- REQUIREMENTS
Work out how many lines hold "Output". Give the number and nothing else.
● ● ● ● ●
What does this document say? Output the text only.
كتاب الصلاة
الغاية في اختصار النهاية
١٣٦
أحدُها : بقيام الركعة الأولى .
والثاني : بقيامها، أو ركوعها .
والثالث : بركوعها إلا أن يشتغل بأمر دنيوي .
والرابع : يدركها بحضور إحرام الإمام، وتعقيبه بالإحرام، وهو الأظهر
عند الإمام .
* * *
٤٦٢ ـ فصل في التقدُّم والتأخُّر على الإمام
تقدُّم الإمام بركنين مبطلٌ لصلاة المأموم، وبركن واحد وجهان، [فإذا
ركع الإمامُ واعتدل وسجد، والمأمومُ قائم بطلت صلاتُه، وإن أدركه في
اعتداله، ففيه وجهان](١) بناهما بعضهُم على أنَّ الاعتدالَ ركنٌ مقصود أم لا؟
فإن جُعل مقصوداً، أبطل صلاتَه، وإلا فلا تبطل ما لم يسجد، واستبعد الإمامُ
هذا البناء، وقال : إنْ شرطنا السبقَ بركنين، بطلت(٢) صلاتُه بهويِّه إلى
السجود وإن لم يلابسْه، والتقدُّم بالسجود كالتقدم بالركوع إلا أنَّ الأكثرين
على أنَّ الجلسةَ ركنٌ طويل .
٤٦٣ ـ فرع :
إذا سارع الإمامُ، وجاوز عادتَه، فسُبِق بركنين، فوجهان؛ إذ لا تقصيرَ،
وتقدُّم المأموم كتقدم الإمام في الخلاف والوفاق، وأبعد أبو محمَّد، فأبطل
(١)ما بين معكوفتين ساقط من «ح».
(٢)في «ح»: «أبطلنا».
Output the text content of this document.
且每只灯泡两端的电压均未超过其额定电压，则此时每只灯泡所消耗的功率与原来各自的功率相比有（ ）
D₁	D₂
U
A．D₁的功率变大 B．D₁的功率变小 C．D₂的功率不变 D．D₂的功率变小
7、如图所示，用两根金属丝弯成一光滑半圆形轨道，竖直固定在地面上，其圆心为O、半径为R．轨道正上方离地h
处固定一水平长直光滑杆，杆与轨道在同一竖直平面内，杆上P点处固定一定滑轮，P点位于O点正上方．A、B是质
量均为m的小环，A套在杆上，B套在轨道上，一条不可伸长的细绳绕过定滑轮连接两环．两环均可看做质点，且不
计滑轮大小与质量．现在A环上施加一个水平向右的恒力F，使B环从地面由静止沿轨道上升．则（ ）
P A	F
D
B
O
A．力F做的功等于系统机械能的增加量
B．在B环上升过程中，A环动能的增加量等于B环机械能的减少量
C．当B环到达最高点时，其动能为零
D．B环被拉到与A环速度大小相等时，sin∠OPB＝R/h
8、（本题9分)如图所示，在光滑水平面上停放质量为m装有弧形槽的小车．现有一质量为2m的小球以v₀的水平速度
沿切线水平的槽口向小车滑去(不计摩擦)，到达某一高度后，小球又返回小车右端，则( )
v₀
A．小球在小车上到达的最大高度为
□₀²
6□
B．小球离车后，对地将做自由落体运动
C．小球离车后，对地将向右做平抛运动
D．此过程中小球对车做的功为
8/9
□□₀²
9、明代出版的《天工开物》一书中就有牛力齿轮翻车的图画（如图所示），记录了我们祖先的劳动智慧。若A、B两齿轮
● ● ● ● ●
- RESPONSE
2